Review the lines that follow and copy each one that contains the word "fill".

Data items:

══════════════════════════════

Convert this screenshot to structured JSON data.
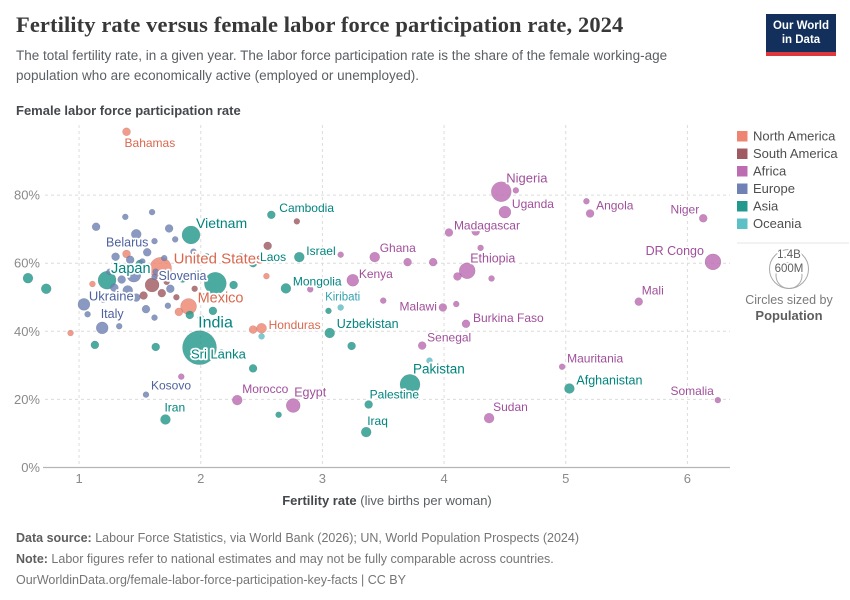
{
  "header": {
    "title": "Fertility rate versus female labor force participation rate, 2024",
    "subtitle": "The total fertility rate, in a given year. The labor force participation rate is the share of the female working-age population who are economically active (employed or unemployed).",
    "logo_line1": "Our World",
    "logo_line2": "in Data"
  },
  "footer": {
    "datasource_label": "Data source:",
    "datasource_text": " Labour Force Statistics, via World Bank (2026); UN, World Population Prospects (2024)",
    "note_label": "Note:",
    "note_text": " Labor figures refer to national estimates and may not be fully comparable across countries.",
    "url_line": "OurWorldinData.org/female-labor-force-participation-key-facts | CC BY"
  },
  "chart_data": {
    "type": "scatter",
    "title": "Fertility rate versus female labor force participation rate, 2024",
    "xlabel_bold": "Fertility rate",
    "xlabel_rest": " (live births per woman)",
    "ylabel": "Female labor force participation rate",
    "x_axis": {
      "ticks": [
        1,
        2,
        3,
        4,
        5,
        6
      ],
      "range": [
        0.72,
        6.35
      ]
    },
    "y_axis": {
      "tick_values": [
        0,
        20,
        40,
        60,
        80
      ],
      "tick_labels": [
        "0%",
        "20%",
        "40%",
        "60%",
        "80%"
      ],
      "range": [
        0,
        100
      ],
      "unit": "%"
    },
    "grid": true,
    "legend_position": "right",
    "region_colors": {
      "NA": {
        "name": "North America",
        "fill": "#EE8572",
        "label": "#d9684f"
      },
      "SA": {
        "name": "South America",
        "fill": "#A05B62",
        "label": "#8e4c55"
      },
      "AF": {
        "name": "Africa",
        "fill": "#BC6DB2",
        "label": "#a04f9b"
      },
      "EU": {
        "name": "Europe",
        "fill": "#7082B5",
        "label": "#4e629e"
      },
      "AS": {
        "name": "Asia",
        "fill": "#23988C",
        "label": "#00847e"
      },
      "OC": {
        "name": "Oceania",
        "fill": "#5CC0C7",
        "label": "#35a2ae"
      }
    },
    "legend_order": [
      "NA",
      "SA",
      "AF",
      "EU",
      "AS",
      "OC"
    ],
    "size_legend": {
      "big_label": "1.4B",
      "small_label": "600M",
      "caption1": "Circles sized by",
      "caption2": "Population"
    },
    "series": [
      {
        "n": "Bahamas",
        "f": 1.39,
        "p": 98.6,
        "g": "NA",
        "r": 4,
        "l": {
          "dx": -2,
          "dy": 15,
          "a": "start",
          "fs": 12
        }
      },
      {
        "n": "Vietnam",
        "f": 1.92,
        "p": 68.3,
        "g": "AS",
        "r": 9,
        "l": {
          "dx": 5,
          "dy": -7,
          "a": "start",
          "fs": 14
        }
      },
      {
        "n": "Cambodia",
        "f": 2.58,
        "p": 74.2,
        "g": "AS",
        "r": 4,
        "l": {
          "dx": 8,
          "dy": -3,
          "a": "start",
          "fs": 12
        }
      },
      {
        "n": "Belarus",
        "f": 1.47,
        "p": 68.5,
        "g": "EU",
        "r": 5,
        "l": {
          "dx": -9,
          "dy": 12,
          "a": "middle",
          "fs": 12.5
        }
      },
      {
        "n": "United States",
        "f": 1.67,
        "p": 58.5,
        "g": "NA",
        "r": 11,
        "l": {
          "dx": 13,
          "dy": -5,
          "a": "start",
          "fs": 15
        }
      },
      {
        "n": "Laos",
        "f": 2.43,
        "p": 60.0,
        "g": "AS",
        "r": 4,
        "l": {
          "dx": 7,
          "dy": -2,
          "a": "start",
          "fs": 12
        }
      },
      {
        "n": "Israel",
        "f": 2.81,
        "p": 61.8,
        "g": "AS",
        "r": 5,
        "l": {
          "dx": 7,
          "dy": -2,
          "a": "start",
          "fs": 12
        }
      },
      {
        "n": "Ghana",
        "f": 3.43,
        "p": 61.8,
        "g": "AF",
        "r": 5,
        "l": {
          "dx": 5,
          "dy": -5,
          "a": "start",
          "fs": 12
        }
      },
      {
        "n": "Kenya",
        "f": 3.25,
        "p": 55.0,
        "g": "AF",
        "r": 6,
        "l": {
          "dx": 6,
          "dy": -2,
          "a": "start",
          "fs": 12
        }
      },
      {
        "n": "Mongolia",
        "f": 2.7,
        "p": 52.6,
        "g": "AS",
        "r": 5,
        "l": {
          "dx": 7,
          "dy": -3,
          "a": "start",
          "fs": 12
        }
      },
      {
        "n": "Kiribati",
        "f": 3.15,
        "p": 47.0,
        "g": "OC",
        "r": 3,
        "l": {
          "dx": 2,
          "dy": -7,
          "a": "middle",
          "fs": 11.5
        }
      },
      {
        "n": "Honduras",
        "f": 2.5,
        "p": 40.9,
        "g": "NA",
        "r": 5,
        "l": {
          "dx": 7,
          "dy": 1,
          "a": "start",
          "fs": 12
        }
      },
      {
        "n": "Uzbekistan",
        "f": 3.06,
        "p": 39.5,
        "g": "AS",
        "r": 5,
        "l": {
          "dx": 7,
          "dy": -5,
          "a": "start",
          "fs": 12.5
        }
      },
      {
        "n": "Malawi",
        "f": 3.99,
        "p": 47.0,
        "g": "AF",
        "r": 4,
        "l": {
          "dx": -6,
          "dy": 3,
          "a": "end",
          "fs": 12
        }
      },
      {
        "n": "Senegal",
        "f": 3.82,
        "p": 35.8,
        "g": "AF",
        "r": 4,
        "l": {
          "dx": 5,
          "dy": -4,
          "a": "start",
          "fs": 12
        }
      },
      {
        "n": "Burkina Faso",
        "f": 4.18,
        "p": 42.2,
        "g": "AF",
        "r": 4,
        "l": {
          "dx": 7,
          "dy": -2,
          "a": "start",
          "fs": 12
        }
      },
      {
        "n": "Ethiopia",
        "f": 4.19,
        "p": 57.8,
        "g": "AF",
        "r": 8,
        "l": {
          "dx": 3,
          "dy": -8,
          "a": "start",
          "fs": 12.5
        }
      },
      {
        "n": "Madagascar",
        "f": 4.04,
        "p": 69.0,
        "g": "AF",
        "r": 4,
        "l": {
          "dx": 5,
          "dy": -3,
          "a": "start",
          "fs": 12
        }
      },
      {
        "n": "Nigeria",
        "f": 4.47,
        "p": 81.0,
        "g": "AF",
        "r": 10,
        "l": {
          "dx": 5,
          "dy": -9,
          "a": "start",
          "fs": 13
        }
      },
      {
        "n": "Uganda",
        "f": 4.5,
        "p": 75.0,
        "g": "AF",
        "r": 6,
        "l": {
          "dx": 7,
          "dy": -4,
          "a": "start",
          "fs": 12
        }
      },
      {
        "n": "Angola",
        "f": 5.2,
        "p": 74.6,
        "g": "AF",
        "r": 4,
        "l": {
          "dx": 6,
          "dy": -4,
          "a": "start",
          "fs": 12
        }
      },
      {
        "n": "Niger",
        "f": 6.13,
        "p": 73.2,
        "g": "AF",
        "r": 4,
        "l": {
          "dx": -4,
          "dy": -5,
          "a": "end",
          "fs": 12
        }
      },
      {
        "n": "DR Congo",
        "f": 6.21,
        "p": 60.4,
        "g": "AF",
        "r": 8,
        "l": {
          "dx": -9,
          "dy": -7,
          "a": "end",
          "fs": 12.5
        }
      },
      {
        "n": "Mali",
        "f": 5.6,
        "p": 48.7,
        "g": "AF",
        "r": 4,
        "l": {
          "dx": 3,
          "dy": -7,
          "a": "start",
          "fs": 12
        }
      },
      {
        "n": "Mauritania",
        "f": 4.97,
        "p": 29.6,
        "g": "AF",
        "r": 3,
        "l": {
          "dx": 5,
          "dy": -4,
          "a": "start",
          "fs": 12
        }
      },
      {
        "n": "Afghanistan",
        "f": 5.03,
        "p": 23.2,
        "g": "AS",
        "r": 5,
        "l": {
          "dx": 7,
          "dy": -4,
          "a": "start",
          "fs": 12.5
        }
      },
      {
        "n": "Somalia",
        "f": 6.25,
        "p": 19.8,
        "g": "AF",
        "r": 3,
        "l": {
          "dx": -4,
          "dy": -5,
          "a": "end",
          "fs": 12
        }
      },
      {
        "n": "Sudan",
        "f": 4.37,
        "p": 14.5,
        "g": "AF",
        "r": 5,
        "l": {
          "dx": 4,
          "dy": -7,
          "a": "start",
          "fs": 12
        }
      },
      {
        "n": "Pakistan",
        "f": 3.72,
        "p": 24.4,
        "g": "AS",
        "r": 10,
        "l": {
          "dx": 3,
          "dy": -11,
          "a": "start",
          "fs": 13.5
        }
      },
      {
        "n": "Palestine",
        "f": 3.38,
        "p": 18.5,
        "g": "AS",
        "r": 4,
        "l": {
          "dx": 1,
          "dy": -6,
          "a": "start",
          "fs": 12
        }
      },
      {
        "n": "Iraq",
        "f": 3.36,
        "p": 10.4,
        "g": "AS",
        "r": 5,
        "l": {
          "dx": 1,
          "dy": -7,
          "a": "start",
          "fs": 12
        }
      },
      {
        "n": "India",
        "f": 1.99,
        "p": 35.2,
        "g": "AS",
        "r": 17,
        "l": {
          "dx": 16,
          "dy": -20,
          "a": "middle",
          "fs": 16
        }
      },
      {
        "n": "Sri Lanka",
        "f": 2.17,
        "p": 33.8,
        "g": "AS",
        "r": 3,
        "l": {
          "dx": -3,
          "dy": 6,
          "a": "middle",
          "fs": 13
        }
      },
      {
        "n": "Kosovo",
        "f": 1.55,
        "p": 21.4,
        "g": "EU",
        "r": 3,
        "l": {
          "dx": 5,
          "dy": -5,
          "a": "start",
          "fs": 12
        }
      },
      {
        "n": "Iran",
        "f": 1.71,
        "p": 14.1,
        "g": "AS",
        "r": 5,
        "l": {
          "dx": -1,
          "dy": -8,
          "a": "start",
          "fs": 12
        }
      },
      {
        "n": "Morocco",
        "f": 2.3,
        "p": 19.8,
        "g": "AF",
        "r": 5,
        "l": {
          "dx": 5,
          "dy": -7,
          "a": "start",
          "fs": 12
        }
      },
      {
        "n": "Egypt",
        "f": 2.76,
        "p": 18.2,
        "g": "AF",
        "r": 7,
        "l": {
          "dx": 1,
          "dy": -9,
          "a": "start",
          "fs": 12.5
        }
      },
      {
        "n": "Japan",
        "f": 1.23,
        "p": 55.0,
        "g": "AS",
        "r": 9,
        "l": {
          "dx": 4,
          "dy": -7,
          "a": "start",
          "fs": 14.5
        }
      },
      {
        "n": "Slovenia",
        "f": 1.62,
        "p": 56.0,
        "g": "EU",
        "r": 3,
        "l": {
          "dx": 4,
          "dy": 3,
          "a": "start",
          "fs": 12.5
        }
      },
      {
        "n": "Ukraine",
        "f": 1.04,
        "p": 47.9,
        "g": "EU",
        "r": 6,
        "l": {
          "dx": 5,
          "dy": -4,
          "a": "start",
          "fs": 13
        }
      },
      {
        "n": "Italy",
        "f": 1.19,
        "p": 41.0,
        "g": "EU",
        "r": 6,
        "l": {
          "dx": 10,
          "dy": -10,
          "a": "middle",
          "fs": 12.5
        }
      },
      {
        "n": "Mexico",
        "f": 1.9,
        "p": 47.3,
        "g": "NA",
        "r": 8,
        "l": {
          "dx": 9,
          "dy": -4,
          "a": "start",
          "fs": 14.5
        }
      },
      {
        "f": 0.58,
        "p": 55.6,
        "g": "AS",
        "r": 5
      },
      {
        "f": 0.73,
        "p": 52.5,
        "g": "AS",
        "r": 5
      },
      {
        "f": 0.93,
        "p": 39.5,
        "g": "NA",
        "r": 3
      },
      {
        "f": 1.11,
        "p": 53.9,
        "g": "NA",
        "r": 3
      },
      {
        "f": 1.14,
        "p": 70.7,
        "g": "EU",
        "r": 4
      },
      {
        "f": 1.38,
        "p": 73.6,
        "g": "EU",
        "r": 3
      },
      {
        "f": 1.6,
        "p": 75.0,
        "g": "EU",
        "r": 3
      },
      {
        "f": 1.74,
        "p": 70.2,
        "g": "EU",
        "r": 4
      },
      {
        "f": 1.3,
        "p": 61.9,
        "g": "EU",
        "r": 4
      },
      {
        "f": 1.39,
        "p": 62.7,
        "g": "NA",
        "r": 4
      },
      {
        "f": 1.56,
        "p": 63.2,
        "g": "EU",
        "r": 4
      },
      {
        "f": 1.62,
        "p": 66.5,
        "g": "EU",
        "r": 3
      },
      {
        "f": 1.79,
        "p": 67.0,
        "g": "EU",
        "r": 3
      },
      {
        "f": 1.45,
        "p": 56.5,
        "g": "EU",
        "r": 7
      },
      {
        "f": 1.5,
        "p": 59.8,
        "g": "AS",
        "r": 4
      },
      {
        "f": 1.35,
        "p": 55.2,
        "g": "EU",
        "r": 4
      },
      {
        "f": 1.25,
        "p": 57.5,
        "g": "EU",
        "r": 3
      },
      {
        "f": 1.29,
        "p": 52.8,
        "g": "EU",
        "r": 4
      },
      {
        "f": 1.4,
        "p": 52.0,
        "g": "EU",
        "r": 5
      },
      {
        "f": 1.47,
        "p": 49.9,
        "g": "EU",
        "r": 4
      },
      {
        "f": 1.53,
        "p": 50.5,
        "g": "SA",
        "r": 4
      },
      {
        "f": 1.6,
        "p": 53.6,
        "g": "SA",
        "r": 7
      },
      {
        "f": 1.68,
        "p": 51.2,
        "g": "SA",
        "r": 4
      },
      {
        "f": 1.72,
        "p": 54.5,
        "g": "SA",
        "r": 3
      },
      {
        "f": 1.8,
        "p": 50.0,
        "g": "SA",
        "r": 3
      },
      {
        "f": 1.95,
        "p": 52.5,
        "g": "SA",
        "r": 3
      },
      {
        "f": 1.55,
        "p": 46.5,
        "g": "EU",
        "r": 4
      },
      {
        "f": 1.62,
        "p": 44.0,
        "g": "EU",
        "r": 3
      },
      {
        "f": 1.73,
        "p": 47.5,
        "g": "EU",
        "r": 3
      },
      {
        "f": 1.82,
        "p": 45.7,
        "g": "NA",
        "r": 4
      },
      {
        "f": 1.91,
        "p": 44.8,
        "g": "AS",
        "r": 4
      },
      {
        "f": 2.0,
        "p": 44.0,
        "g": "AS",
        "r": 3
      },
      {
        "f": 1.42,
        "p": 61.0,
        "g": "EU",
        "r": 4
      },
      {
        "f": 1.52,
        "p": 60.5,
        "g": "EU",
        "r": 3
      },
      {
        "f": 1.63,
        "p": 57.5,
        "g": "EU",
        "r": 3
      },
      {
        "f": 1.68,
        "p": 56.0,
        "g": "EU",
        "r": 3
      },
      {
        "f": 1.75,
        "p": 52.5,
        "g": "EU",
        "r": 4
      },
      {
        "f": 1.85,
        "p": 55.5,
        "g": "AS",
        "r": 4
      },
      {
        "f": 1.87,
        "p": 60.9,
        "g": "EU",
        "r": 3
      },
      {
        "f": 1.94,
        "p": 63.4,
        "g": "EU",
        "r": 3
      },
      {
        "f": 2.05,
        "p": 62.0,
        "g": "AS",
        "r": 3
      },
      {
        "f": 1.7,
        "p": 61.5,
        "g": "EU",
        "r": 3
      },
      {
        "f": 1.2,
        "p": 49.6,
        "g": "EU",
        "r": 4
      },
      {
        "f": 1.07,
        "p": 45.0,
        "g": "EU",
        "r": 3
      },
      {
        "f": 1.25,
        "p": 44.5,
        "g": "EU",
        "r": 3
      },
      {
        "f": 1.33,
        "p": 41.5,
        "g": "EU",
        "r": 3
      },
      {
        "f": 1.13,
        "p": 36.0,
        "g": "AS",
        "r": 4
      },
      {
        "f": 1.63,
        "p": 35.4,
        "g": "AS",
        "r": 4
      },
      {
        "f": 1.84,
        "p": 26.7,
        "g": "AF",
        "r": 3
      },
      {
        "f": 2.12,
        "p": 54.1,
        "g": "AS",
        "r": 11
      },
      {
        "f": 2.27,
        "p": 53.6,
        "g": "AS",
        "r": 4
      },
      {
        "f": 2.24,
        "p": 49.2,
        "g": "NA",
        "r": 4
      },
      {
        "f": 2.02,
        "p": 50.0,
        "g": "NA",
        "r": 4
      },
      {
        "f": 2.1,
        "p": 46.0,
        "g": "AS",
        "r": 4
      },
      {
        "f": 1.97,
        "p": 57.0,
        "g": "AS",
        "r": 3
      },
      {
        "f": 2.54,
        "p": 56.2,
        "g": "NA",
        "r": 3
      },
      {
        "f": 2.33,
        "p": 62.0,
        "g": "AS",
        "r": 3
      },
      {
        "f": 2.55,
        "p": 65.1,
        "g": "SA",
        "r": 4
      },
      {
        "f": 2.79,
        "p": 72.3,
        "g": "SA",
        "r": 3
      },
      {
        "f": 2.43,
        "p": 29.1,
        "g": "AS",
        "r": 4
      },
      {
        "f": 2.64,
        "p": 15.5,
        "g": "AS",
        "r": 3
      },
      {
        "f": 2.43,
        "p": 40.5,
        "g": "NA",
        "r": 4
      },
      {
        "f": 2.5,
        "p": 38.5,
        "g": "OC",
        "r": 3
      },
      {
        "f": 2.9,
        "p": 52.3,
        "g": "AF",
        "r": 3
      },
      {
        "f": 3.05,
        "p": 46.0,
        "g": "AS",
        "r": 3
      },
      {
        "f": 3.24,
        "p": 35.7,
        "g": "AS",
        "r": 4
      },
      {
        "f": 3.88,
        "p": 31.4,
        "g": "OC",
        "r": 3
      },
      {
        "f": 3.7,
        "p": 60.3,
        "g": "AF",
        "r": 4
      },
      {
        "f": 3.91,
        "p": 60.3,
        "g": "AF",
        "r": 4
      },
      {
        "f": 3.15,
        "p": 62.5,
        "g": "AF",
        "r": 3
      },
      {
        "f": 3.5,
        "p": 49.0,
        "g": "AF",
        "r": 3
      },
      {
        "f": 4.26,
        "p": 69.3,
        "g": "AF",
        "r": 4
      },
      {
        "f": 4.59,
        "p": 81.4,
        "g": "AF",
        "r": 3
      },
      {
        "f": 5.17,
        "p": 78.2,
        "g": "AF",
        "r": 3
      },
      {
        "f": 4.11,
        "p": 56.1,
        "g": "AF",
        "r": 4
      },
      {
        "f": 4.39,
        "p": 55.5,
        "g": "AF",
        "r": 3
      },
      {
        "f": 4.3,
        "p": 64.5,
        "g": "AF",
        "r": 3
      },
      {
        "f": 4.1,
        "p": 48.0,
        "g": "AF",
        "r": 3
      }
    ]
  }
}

══════════════════════════════

* [Final result]:
        "fill": "#EE8572",
        "fill": "#A05B62",
        "fill": "#BC6DB2",
        "fill": "#7082B5",
        "fill": "#23988C",
        "fill": "#5CC0C7",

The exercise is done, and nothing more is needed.